=== Job ===
Return every entry exactly as written.

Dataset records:
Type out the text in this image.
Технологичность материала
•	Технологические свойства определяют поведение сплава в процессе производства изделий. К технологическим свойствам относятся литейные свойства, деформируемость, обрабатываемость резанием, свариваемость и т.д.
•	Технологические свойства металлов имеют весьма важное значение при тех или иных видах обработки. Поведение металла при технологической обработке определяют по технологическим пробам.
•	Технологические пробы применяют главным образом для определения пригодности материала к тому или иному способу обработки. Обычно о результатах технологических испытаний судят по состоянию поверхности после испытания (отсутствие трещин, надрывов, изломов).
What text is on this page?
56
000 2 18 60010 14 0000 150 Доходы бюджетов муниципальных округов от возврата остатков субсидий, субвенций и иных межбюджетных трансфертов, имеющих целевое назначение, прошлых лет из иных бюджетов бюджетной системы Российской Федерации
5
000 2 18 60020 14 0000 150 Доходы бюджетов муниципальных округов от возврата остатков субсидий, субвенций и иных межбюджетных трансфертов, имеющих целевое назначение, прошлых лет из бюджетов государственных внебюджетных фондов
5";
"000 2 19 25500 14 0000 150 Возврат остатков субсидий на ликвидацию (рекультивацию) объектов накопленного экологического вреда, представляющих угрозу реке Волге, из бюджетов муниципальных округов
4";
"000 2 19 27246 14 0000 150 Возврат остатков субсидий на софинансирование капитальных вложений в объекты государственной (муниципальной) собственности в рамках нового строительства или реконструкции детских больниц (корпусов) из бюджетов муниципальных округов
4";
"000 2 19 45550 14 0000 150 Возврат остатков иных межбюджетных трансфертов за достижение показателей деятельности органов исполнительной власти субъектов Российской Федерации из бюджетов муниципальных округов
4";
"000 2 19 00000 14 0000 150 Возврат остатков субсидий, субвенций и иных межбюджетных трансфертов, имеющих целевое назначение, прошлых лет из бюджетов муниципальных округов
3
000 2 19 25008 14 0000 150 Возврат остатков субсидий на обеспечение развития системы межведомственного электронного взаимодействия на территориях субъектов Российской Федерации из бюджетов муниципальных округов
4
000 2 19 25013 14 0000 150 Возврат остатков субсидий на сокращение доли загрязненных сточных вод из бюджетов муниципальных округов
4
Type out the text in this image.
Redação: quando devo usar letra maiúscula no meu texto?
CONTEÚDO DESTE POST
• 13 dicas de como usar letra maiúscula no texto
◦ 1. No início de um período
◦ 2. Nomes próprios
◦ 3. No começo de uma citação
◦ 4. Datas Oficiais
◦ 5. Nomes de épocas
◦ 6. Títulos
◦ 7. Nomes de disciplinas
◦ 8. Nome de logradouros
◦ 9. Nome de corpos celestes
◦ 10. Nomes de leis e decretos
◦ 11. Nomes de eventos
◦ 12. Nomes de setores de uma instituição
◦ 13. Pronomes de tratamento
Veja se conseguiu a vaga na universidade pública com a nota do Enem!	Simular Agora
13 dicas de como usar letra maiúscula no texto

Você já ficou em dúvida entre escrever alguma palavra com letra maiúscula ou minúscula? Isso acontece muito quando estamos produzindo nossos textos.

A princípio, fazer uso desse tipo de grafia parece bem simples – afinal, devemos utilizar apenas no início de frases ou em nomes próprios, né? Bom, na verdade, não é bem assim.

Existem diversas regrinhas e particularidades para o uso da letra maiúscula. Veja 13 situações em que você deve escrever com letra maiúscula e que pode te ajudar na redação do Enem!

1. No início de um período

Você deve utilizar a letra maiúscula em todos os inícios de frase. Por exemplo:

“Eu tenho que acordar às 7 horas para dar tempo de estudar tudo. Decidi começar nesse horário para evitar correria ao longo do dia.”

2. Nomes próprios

=== Completed task ===
Type out the text in this image.
Технологичность материала
•	Технологические свойства определяют поведение сплава в процессе производства изделий. К технологическим свойствам относятся литейные свойства, деформируемость, обрабатываемость резанием, свариваемость и т.д.
•	Технологические свойства металлов имеют весьма важное значение при тех или иных видах обработки. Поведение металла при технологической обработке определяют по технологическим пробам.
•	Технологические пробы применяют главным образом для определения пригодности материала к тому или иному способу обработки. Обычно о результатах технологических испытаний судят по состоянию поверхности после испытания (отсутствие трещин, надрывов, изломов).
What text is on this page?
56
000 2 18 60010 14 0000 150 Доходы бюджетов муниципальных округов от возврата остатков субсидий, субвенций и иных межбюджетных трансфертов, имеющих целевое назначение, прошлых лет из иных бюджетов бюджетной системы Российской Федерации
5
000 2 18 60020 14 0000 150 Доходы бюджетов муниципальных округов от возврата остатков субсидий, субвенций и иных межбюджетных трансфертов, имеющих целевое назначение, прошлых лет из бюджетов государственных внебюджетных фондов
5";
"000 2 19 25500 14 0000 150 Возврат остатков субсидий на ликвидацию (рекультивацию) объектов накопленного экологического вреда, представляющих угрозу реке Волге, из бюджетов муниципальных округов
4";
"000 2 19 27246 14 0000 150 Возврат остатков субсидий на софинансирование капитальных вложений в объекты государственной (муниципальной) собственности в рамках нового строительства или реконструкции детских больниц (корпусов) из бюджетов муниципальных округов
4";
"000 2 19 45550 14 0000 150 Возврат остатков иных межбюджетных трансфертов за достижение показателей деятельности органов исполнительной власти субъектов Российской Федерации из бюджетов муниципальных округов
4";
"000 2 19 00000 14 0000 150 Возврат остатков субсидий, субвенций и иных межбюджетных трансфертов, имеющих целевое назначение, прошлых лет из бюджетов муниципальных округов
3
000 2 19 25008 14 0000 150 Возврат остатков субсидий на обеспечение развития системы межведомственного электронного взаимодействия на территориях субъектов Российской Федерации из бюджетов муниципальных округов
4
000 2 19 25013 14 0000 150 Возврат остатков субсидий на сокращение доли загрязненных сточных вод из бюджетов муниципальных округов
4
Type out the text in this image.
Redação: quando devo usar letra maiúscula no meu texto?
CONTEÚDO DESTE POST
• 13 dicas de como usar letra maiúscula no texto
◦ 1. No início de um período
◦ 2. Nomes próprios
◦ 3. No começo de uma citação
◦ 4. Datas Oficiais
◦ 5. Nomes de épocas
◦ 6. Títulos
◦ 7. Nomes de disciplinas
◦ 8. Nome de logradouros
◦ 9. Nome de corpos celestes
◦ 10. Nomes de leis e decretos
◦ 11. Nomes de eventos
◦ 12. Nomes de setores de uma instituição
◦ 13. Pronomes de tratamento
Veja se conseguiu a vaga na universidade pública com a nota do Enem!	Simular Agora
13 dicas de como usar letra maiúscula no texto

Você já ficou em dúvida entre escrever alguma palavra com letra maiúscula ou minúscula? Isso acontece muito quando estamos produzindo nossos textos.

A princípio, fazer uso desse tipo de grafia parece bem simples – afinal, devemos utilizar apenas no início de frases ou em nomes próprios, né? Bom, na verdade, não é bem assim.

Existem diversas regrinhas e particularidades para o uso da letra maiúscula. Veja 13 situações em que você deve escrever com letra maiúscula e que pode te ajudar na redação do Enem!

1. No início de um período

Você deve utilizar a letra maiúscula em todos os inícios de frase. Por exemplo:

“Eu tenho que acordar às 7 horas para dar tempo de estudar tudo. Decidi começar nesse horário para evitar correria ao longo do dia.”

2. Nomes próprios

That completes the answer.